▶ _Exercise input_
•••••

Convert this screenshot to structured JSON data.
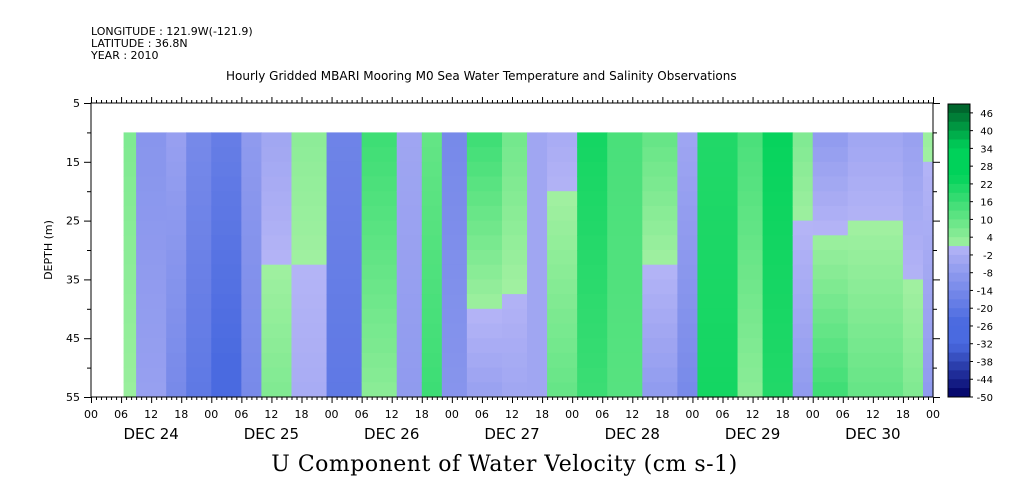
{
  "header": {
    "longitude": "LONGITUDE : 121.9W(-121.9)",
    "latitude": "LATITUDE : 36.8N",
    "year": "YEAR : 2010"
  },
  "title": "Hourly Gridded MBARI Mooring M0 Sea Water Temperature and Salinity Observations",
  "bottom_title": "U Component of Water Velocity (cm s-1)",
  "chart_data": {
    "type": "heatmap",
    "ylabel": "DEPTH (m)",
    "y_range": [
      5,
      55
    ],
    "y_inverted": true,
    "y_ticks": [
      5,
      15,
      25,
      35,
      45,
      55
    ],
    "x_range_hours": [
      0,
      168
    ],
    "x_hour_ticks": [
      "00",
      "06",
      "12",
      "18",
      "00",
      "06",
      "12",
      "18",
      "00",
      "06",
      "12",
      "18",
      "00",
      "06",
      "12",
      "18",
      "00",
      "06",
      "12",
      "18",
      "00",
      "06",
      "12",
      "18",
      "00",
      "06",
      "12",
      "18",
      "00"
    ],
    "day_labels": [
      "DEC 24",
      "DEC 25",
      "DEC 26",
      "DEC 27",
      "DEC 28",
      "DEC 29",
      "DEC 30"
    ],
    "data_depth_range": [
      10,
      55
    ],
    "data_start_hour": 6.5,
    "data_end_hour": 168,
    "colorbar": {
      "labels": [
        "46",
        "40",
        "34",
        "28",
        "22",
        "16",
        "10",
        "4",
        "-2",
        "-8",
        "-14",
        "-20",
        "-26",
        "-32",
        "-38",
        "-44",
        "-50"
      ],
      "min": -50,
      "max": 49,
      "step": 3
    },
    "colors": {
      "strong_positive": "#005a28",
      "positive": "#00d25a",
      "weak_positive": "#a0f0a0",
      "weak_negative": "#b4b4f6",
      "negative": "#4a6ae0",
      "strong_negative": "#000064"
    },
    "velocity_segments": [
      {
        "start_hour": 6,
        "end_hour": 9,
        "surface": 6,
        "bottom": 2
      },
      {
        "start_hour": 9,
        "end_hour": 15,
        "surface": -10,
        "bottom": -6
      },
      {
        "start_hour": 15,
        "end_hour": 19,
        "surface": -6,
        "bottom": -14
      },
      {
        "start_hour": 19,
        "end_hour": 24,
        "surface": -14,
        "bottom": -20
      },
      {
        "start_hour": 24,
        "end_hour": 30,
        "surface": -18,
        "bottom": -26
      },
      {
        "start_hour": 30,
        "end_hour": 34,
        "surface": -8,
        "bottom": -14
      },
      {
        "start_hour": 34,
        "end_hour": 40,
        "surface": -4,
        "bottom": 6
      },
      {
        "start_hour": 40,
        "end_hour": 47,
        "surface": 4,
        "bottom": -2
      },
      {
        "start_hour": 47,
        "end_hour": 54,
        "surface": -16,
        "bottom": -20
      },
      {
        "start_hour": 54,
        "end_hour": 61,
        "surface": 16,
        "bottom": 4
      },
      {
        "start_hour": 61,
        "end_hour": 66,
        "surface": -4,
        "bottom": -8
      },
      {
        "start_hour": 66,
        "end_hour": 70,
        "surface": 10,
        "bottom": 16
      },
      {
        "start_hour": 70,
        "end_hour": 75,
        "surface": -14,
        "bottom": -10
      },
      {
        "start_hour": 75,
        "end_hour": 82,
        "surface": 16,
        "bottom": -6
      },
      {
        "start_hour": 82,
        "end_hour": 87,
        "surface": 8,
        "bottom": -4
      },
      {
        "start_hour": 87,
        "end_hour": 91,
        "surface": -4,
        "bottom": -4
      },
      {
        "start_hour": 91,
        "end_hour": 97,
        "surface": -2,
        "bottom": 10
      },
      {
        "start_hour": 97,
        "end_hour": 103,
        "surface": 22,
        "bottom": 16
      },
      {
        "start_hour": 103,
        "end_hour": 110,
        "surface": 14,
        "bottom": 12
      },
      {
        "start_hour": 110,
        "end_hour": 117,
        "surface": 10,
        "bottom": -8
      },
      {
        "start_hour": 117,
        "end_hour": 121,
        "surface": -4,
        "bottom": -14
      },
      {
        "start_hour": 121,
        "end_hour": 129,
        "surface": 20,
        "bottom": 22
      },
      {
        "start_hour": 129,
        "end_hour": 134,
        "surface": 14,
        "bottom": 4
      },
      {
        "start_hour": 134,
        "end_hour": 140,
        "surface": 24,
        "bottom": 20
      },
      {
        "start_hour": 140,
        "end_hour": 144,
        "surface": 6,
        "bottom": -8
      },
      {
        "start_hour": 144,
        "end_hour": 151,
        "surface": -8,
        "bottom": 16
      },
      {
        "start_hour": 151,
        "end_hour": 162,
        "surface": -4,
        "bottom": 10
      },
      {
        "start_hour": 162,
        "end_hour": 166,
        "surface": -6,
        "bottom": 6
      },
      {
        "start_hour": 166,
        "end_hour": 168,
        "surface": 2,
        "bottom": -8
      }
    ]
  }
}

•••••

▶ _Task objective_
Repeat the data in full and exactly. Omit pictures.

▶ _Answer to the exercise_
Convert this screenshot to structured JSON data.
{
  "header": {
    "longitude": "LONGITUDE : 121.9W(-121.9)",
    "latitude": "LATITUDE : 36.8N",
    "year": "YEAR : 2010"
  },
  "title": "Hourly Gridded MBARI Mooring M0 Sea Water Temperature and Salinity Observations",
  "bottom_title": "U Component of Water Velocity (cm s-1)",
  "chart_data": {
    "type": "heatmap",
    "ylabel": "DEPTH (m)",
    "y_range": [
      5,
      55
    ],
    "y_inverted": true,
    "y_ticks": [
      5,
      15,
      25,
      35,
      45,
      55
    ],
    "x_range_hours": [
      0,
      168
    ],
    "x_hour_ticks": [
      "00",
      "06",
      "12",
      "18",
      "00",
      "06",
      "12",
      "18",
      "00",
      "06",
      "12",
      "18",
      "00",
      "06",
      "12",
      "18",
      "00",
      "06",
      "12",
      "18",
      "00",
      "06",
      "12",
      "18",
      "00",
      "06",
      "12",
      "18",
      "00"
    ],
    "day_labels": [
      "DEC 24",
      "DEC 25",
      "DEC 26",
      "DEC 27",
      "DEC 28",
      "DEC 29",
      "DEC 30"
    ],
    "data_depth_range": [
      10,
      55
    ],
    "data_start_hour": 6.5,
    "data_end_hour": 168,
    "colorbar": {
      "labels": [
        "46",
        "40",
        "34",
        "28",
        "22",
        "16",
        "10",
        "4",
        "-2",
        "-8",
        "-14",
        "-20",
        "-26",
        "-32",
        "-38",
        "-44",
        "-50"
      ],
      "min": -50,
      "max": 49,
      "step": 3
    },
    "colors": {
      "strong_positive": "#005a28",
      "positive": "#00d25a",
      "weak_positive": "#a0f0a0",
      "weak_negative": "#b4b4f6",
      "negative": "#4a6ae0",
      "strong_negative": "#000064"
    },
    "velocity_segments": [
      {
        "start_hour": 6,
        "end_hour": 9,
        "surface": 6,
        "bottom": 2
      },
      {
        "start_hour": 9,
        "end_hour": 15,
        "surface": -10,
        "bottom": -6
      },
      {
        "start_hour": 15,
        "end_hour": 19,
        "surface": -6,
        "bottom": -14
      },
      {
        "start_hour": 19,
        "end_hour": 24,
        "surface": -14,
        "bottom": -20
      },
      {
        "start_hour": 24,
        "end_hour": 30,
        "surface": -18,
        "bottom": -26
      },
      {
        "start_hour": 30,
        "end_hour": 34,
        "surface": -8,
        "bottom": -14
      },
      {
        "start_hour": 34,
        "end_hour": 40,
        "surface": -4,
        "bottom": 6
      },
      {
        "start_hour": 40,
        "end_hour": 47,
        "surface": 4,
        "bottom": -2
      },
      {
        "start_hour": 47,
        "end_hour": 54,
        "surface": -16,
        "bottom": -20
      },
      {
        "start_hour": 54,
        "end_hour": 61,
        "surface": 16,
        "bottom": 4
      },
      {
        "start_hour": 61,
        "end_hour": 66,
        "surface": -4,
        "bottom": -8
      },
      {
        "start_hour": 66,
        "end_hour": 70,
        "surface": 10,
        "bottom": 16
      },
      {
        "start_hour": 70,
        "end_hour": 75,
        "surface": -14,
        "bottom": -10
      },
      {
        "start_hour": 75,
        "end_hour": 82,
        "surface": 16,
        "bottom": -6
      },
      {
        "start_hour": 82,
        "end_hour": 87,
        "surface": 8,
        "bottom": -4
      },
      {
        "start_hour": 87,
        "end_hour": 91,
        "surface": -4,
        "bottom": -4
      },
      {
        "start_hour": 91,
        "end_hour": 97,
        "surface": -2,
        "bottom": 10
      },
      {
        "start_hour": 97,
        "end_hour": 103,
        "surface": 22,
        "bottom": 16
      },
      {
        "start_hour": 103,
        "end_hour": 110,
        "surface": 14,
        "bottom": 12
      },
      {
        "start_hour": 110,
        "end_hour": 117,
        "surface": 10,
        "bottom": -8
      },
      {
        "start_hour": 117,
        "end_hour": 121,
        "surface": -4,
        "bottom": -14
      },
      {
        "start_hour": 121,
        "end_hour": 129,
        "surface": 20,
        "bottom": 22
      },
      {
        "start_hour": 129,
        "end_hour": 134,
        "surface": 14,
        "bottom": 4
      },
      {
        "start_hour": 134,
        "end_hour": 140,
        "surface": 24,
        "bottom": 20
      },
      {
        "start_hour": 140,
        "end_hour": 144,
        "surface": 6,
        "bottom": -8
      },
      {
        "start_hour": 144,
        "end_hour": 151,
        "surface": -8,
        "bottom": 16
      },
      {
        "start_hour": 151,
        "end_hour": 162,
        "surface": -4,
        "bottom": 10
      },
      {
        "start_hour": 162,
        "end_hour": 166,
        "surface": -6,
        "bottom": 6
      },
      {
        "start_hour": 166,
        "end_hour": 168,
        "surface": 2,
        "bottom": -8
      }
    ]
  }
}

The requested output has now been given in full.